**A run of records:**

"""

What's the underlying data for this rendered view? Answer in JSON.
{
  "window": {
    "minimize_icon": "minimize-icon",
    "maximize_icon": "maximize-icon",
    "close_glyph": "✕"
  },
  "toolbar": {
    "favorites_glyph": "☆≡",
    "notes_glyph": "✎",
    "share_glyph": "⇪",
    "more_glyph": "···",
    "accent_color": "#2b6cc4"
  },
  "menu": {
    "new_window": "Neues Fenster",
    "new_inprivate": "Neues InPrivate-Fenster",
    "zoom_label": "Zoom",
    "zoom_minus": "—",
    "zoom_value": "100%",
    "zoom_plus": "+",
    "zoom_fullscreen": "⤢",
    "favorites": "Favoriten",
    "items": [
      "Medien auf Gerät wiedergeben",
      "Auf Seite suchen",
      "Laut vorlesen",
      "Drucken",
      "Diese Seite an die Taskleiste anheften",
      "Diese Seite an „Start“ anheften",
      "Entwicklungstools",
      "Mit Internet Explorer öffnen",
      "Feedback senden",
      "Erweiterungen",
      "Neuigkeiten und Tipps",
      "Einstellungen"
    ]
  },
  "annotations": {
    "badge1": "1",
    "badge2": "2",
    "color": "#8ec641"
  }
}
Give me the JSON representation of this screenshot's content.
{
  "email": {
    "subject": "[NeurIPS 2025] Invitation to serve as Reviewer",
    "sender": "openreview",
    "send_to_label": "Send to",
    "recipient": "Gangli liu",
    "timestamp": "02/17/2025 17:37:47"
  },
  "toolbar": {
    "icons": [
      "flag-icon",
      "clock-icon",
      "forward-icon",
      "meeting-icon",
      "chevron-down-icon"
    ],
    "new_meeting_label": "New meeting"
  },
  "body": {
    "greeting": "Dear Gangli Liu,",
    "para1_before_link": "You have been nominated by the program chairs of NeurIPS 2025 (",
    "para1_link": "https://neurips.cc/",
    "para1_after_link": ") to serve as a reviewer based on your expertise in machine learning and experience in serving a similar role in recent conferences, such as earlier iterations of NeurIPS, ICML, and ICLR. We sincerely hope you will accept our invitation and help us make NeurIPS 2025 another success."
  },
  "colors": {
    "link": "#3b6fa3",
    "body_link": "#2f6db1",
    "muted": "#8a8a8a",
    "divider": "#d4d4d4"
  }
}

"""

**What to work on:** Quote verbatim the line containing "Give me the" and every line after it through the end of the records above.

**Solved exercise:**
Give me the JSON representation of this screenshot's content.
{
  "email": {
    "subject": "[NeurIPS 2025] Invitation to serve as Reviewer",
    "sender": "openreview",
    "send_to_label": "Send to",
    "recipient": "Gangli liu",
    "timestamp": "02/17/2025 17:37:47"
  },
  "toolbar": {
    "icons": [
      "flag-icon",
      "clock-icon",
      "forward-icon",
      "meeting-icon",
      "chevron-down-icon"
    ],
    "new_meeting_label": "New meeting"
  },
  "body": {
    "greeting": "Dear Gangli Liu,",
    "para1_before_link": "You have been nominated by the program chairs of NeurIPS 2025 (",
    "para1_link": "https://neurips.cc/",
    "para1_after_link": ") to serve as a reviewer based on your expertise in machine learning and experience in serving a similar role in recent conferences, such as earlier iterations of NeurIPS, ICML, and ICLR. We sincerely hope you will accept our invitation and help us make NeurIPS 2025 another success."
  },
  "colors": {
    "link": "#3b6fa3",
    "body_link": "#2f6db1",
    "muted": "#8a8a8a",
    "divider": "#d4d4d4"
  }
}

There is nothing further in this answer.